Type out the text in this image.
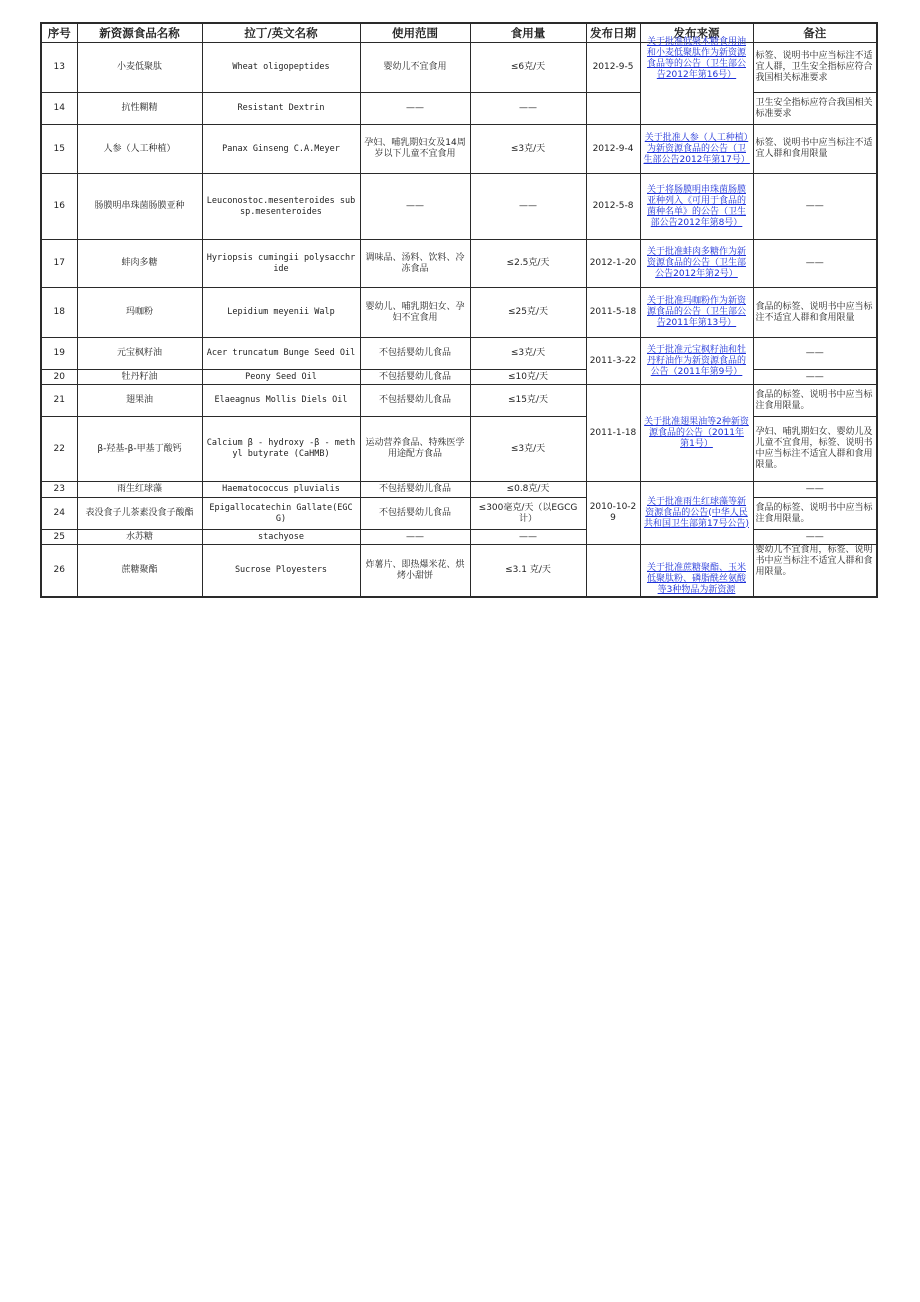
序号	新资源食品名称	拉丁/英文名称	使用范围	食用量	发布日期	发布来源	备注
13	小麦低聚肽	Wheat oligopeptides	婴幼儿不宜食用	≤6克/天	2012-9-5	关于批准低聚木糖食用油和小麦低聚肽作为新资源食品等的公告（卫生部公告2012年第16号）	标签、说明书中应当标注不适宜人群，卫生安全指标应符合我国相关标准要求
14	抗性糊精	Resistant Dextrin	——	——			卫生安全指标应符合我国相关标准要求
15	人参（人工种植）	Panax Ginseng C.A.Meyer	孕妇、哺乳期妇女及14周岁以下儿童不宜食用	≤3克/天	2012-9-4	关于批准人参（人工种植）为新资源食品的公告（卫生部公告2012年第17号）	标签、说明书中应当标注不适宜人群和食用限量
16	肠膜明串珠菌肠膜亚种	Leuconostoc.mesenteroides subsp.mesenteroides	——	——	2012-5-8	关于将肠膜明串珠菌肠膜亚种列入《可用于食品的菌种名单》的公告（卫生部公告2012年第8号）	——
17	蚌肉多糖	Hyriopsis cumingii polysacchride	调味品、汤料、饮料、冷冻食品	≤2.5克/天	2012-1-20	关于批准蚌肉多糖作为新资源食品的公告（卫生部公告2012年第2号）	——
18	玛咖粉	Lepidium meyenii Walp	婴幼儿、哺乳期妇女、孕妇不宜食用	≤25克/天	2011-5-18	关于批准玛咖粉作为新资源食品的公告（卫生部公告2011年第13号）	食品的标签、说明书中应当标注不适宜人群和食用限量
19	元宝枫籽油	Acer truncatum Bunge Seed Oil	不包括婴幼儿食品	≤3克/天	2011-3-22	关于批准元宝枫籽油和牡丹籽油作为新资源食品的公告（2011年第9号）	——
20	牡丹籽油	Peony Seed Oil	不包括婴幼儿食品	≤10克/天			——
21	翅果油	Elaeagnus Mollis Diels Oil	不包括婴幼儿食品	≤15克/天	2011-1-18	关于批准翅果油等2种新资源食品的公告（2011年 第1号）	食品的标签、说明书中应当标注食用限量。
22	β-羟基-β-甲基丁酸钙	Calcium β - hydroxy -β - methyl butyrate (CaHMB)	运动营养食品、特殊医学用途配方食品	≤3克/天			孕妇、哺乳期妇女、婴幼儿及儿童不宜食用，标签、说明书中应当标注不适宜人群和食用限量。
23	雨生红球藻	Haematococcus pluvialis	不包括婴幼儿食品	≤0.8克/天	2010-10-29	关于批准雨生红球藻等新资源食品的公告(中华人民共和国卫生部第17号公告)	——
24	表没食子儿茶素没食子酸酯	Epigallocatechin Gallate(EGCG)	不包括婴幼儿食品	≤300毫克/天（以EGCG计）			食品的标签、说明书中应当标注食用限量。
25	水苏糖	stachyose	——	——			——
26	蔗糖聚酯	Sucrose Ployesters	炸薯片、即热爆米花、烘烤小甜饼	≤3.1 克/天		关于批准蔗糖聚酯、玉米低聚肽粉、磷脂酰丝氨酸等3种物品为新资源	婴幼儿不宜食用，标签、说明书中应当标注不适宜人群和食用限量。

******

### What is required
The output must match the records word for word, except that no pictures appear.

### Solution to this exercise
Type out the text in this image.
序号	新资源食品名称	拉丁/英文名称	使用范围	食用量	发布日期	发布来源	备注
13	小麦低聚肽	Wheat oligopeptides	婴幼儿不宜食用	≤6克/天	2012-9-5	关于批准低聚木糖食用油和小麦低聚肽作为新资源食品等的公告（卫生部公告2012年第16号）	标签、说明书中应当标注不适宜人群，卫生安全指标应符合我国相关标准要求
14	抗性糊精	Resistant Dextrin	——	——			卫生安全指标应符合我国相关标准要求
15	人参（人工种植）	Panax Ginseng C.A.Meyer	孕妇、哺乳期妇女及14周岁以下儿童不宜食用	≤3克/天	2012-9-4	关于批准人参（人工种植）为新资源食品的公告（卫生部公告2012年第17号）	标签、说明书中应当标注不适宜人群和食用限量
16	肠膜明串珠菌肠膜亚种	Leuconostoc.mesenteroides subsp.mesenteroides	——	——	2012-5-8	关于将肠膜明串珠菌肠膜亚种列入《可用于食品的菌种名单》的公告（卫生部公告2012年第8号）	——
17	蚌肉多糖	Hyriopsis cumingii polysacchride	调味品、汤料、饮料、冷冻食品	≤2.5克/天	2012-1-20	关于批准蚌肉多糖作为新资源食品的公告（卫生部公告2012年第2号）	——
18	玛咖粉	Lepidium meyenii Walp	婴幼儿、哺乳期妇女、孕妇不宜食用	≤25克/天	2011-5-18	关于批准玛咖粉作为新资源食品的公告（卫生部公告2011年第13号）	食品的标签、说明书中应当标注不适宜人群和食用限量
19	元宝枫籽油	Acer truncatum Bunge Seed Oil	不包括婴幼儿食品	≤3克/天	2011-3-22	关于批准元宝枫籽油和牡丹籽油作为新资源食品的公告（2011年第9号）	——
20	牡丹籽油	Peony Seed Oil	不包括婴幼儿食品	≤10克/天			——
21	翅果油	Elaeagnus Mollis Diels Oil	不包括婴幼儿食品	≤15克/天	2011-1-18	关于批准翅果油等2种新资源食品的公告（2011年 第1号）	食品的标签、说明书中应当标注食用限量。
22	β-羟基-β-甲基丁酸钙	Calcium β - hydroxy -β - methyl butyrate (CaHMB)	运动营养食品、特殊医学用途配方食品	≤3克/天			孕妇、哺乳期妇女、婴幼儿及儿童不宜食用，标签、说明书中应当标注不适宜人群和食用限量。
23	雨生红球藻	Haematococcus pluvialis	不包括婴幼儿食品	≤0.8克/天	2010-10-29	关于批准雨生红球藻等新资源食品的公告(中华人民共和国卫生部第17号公告)	——
24	表没食子儿茶素没食子酸酯	Epigallocatechin Gallate(EGCG)	不包括婴幼儿食品	≤300毫克/天（以EGCG计）			食品的标签、说明书中应当标注食用限量。
25	水苏糖	stachyose	——	——			——
26	蔗糖聚酯	Sucrose Ployesters	炸薯片、即热爆米花、烘烤小甜饼	≤3.1 克/天		关于批准蔗糖聚酯、玉米低聚肽粉、磷脂酰丝氨酸等3种物品为新资源	婴幼儿不宜食用，标签、说明书中应当标注不适宜人群和食用限量。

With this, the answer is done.